- [Listed entries]:
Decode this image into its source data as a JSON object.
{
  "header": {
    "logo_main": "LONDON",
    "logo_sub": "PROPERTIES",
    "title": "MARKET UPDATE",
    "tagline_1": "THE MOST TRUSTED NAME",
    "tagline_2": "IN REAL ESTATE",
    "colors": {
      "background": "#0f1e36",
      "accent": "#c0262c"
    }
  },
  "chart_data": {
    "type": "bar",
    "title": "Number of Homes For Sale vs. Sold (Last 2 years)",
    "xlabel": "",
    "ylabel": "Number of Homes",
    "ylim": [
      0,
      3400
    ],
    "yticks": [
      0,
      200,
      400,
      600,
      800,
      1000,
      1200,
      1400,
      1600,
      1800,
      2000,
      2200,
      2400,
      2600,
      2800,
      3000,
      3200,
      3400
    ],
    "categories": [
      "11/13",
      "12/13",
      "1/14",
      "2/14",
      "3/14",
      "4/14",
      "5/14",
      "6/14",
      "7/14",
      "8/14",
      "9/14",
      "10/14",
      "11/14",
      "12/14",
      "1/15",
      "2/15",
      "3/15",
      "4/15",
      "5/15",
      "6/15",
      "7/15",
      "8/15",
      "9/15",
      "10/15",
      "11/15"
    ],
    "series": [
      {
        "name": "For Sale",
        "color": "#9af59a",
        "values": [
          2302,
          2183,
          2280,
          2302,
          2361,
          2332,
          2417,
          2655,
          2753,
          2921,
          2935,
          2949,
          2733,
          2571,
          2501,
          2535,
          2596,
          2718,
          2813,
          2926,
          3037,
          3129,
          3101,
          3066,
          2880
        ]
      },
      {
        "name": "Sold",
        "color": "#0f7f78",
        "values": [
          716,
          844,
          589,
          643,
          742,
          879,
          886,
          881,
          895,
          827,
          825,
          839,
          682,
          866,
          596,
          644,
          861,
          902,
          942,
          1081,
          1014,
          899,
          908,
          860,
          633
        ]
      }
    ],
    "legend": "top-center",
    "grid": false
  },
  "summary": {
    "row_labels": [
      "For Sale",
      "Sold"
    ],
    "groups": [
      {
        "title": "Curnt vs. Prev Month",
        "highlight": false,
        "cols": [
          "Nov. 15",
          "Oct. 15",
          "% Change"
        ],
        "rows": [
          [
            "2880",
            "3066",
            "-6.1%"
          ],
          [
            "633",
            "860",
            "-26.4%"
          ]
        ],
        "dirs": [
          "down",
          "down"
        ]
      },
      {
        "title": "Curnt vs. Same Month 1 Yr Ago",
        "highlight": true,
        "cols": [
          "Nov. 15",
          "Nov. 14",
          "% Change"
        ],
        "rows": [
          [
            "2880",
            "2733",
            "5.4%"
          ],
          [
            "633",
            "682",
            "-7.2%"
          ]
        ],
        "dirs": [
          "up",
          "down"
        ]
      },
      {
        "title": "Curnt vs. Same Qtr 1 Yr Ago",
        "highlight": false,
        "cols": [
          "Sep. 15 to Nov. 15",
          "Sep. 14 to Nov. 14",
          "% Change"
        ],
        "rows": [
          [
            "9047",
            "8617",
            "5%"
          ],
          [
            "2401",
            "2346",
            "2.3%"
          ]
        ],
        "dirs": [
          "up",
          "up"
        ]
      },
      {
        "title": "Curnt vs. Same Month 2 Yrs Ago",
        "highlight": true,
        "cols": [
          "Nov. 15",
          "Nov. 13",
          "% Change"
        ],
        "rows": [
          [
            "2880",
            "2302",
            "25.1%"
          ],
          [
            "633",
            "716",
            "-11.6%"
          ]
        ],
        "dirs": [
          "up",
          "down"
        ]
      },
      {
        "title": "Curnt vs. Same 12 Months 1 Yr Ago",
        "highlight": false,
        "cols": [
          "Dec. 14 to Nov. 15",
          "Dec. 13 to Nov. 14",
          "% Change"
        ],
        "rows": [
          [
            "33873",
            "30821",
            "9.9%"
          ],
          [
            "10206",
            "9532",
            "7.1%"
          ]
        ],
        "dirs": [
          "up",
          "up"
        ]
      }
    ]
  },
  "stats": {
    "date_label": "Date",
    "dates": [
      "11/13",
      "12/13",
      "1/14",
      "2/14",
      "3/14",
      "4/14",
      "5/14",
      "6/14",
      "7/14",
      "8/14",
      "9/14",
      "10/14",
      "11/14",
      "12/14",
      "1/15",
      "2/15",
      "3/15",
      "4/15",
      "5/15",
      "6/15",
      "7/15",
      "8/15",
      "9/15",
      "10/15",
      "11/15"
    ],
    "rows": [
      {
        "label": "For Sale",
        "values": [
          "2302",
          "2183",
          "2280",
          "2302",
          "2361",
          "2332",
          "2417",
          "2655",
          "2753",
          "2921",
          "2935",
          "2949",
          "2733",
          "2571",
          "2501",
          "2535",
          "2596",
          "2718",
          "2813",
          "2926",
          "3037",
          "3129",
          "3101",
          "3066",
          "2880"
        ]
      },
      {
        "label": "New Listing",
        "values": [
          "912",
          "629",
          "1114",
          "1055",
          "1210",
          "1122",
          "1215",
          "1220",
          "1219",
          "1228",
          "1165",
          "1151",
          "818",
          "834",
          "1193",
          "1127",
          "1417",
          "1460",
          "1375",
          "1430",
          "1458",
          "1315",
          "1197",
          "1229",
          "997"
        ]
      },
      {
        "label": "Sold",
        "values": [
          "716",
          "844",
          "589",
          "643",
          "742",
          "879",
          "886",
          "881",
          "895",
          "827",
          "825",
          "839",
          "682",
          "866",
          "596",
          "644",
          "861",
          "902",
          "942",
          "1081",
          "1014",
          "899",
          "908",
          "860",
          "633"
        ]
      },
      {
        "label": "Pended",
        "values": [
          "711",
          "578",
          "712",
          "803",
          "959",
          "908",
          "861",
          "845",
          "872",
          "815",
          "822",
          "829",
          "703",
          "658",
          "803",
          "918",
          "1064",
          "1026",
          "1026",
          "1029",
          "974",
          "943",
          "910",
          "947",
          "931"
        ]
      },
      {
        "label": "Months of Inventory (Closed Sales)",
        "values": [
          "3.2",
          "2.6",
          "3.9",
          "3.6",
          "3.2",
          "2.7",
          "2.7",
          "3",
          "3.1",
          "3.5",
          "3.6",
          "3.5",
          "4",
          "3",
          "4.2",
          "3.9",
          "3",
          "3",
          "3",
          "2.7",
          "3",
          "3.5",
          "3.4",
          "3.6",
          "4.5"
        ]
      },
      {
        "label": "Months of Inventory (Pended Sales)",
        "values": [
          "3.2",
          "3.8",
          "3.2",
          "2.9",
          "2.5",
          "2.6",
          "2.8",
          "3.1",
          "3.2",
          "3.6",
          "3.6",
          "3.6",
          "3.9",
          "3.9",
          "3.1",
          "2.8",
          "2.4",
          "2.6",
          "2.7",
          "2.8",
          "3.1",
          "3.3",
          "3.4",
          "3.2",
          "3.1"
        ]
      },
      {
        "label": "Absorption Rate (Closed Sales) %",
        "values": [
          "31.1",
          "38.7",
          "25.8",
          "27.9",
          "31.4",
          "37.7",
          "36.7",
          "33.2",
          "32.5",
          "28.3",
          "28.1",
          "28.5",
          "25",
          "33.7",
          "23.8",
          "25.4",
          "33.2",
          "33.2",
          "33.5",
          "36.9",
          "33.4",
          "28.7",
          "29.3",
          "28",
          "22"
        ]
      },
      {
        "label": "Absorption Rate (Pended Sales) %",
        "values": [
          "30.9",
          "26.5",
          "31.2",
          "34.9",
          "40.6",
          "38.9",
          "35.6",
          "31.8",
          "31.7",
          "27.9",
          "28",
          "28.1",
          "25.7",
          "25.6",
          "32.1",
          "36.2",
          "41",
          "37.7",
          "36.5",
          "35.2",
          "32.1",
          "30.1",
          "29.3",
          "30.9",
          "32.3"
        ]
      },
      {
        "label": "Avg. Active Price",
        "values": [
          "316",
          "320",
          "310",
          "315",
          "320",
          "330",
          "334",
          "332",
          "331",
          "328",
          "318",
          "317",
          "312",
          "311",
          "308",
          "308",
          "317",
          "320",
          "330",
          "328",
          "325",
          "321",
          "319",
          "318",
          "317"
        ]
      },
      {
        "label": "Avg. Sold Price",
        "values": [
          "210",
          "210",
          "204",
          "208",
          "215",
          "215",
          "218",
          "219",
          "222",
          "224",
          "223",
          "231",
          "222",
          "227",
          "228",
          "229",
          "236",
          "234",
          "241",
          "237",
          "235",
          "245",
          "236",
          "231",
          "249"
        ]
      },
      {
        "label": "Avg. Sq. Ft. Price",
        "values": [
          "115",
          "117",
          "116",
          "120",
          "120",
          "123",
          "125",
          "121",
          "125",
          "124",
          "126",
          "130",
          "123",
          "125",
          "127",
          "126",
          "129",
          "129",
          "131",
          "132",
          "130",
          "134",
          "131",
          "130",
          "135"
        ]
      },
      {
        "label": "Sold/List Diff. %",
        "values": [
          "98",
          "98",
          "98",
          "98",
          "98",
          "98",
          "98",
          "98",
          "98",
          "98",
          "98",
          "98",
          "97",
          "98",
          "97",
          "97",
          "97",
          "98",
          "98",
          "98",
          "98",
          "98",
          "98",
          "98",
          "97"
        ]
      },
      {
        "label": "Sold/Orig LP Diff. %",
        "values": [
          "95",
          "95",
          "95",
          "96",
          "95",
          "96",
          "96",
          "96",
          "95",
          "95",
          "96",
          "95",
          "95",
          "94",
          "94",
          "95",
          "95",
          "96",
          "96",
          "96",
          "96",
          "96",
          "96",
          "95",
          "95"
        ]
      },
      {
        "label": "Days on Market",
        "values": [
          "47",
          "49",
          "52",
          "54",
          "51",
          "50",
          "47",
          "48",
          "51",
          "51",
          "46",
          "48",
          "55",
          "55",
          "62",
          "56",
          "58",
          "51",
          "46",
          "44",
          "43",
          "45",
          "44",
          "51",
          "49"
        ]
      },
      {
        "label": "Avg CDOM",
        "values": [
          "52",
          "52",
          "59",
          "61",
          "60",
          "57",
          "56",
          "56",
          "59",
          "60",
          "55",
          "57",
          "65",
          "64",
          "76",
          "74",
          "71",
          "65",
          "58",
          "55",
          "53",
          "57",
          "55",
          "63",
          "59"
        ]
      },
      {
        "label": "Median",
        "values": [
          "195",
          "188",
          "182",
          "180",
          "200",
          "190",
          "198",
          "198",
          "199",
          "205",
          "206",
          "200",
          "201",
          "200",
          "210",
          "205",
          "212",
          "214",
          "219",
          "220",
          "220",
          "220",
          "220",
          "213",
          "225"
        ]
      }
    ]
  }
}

- [Exercise]: Above are several records. Count the lines among them that contain "Diff" and give only the total.

- [Complete answer]: 2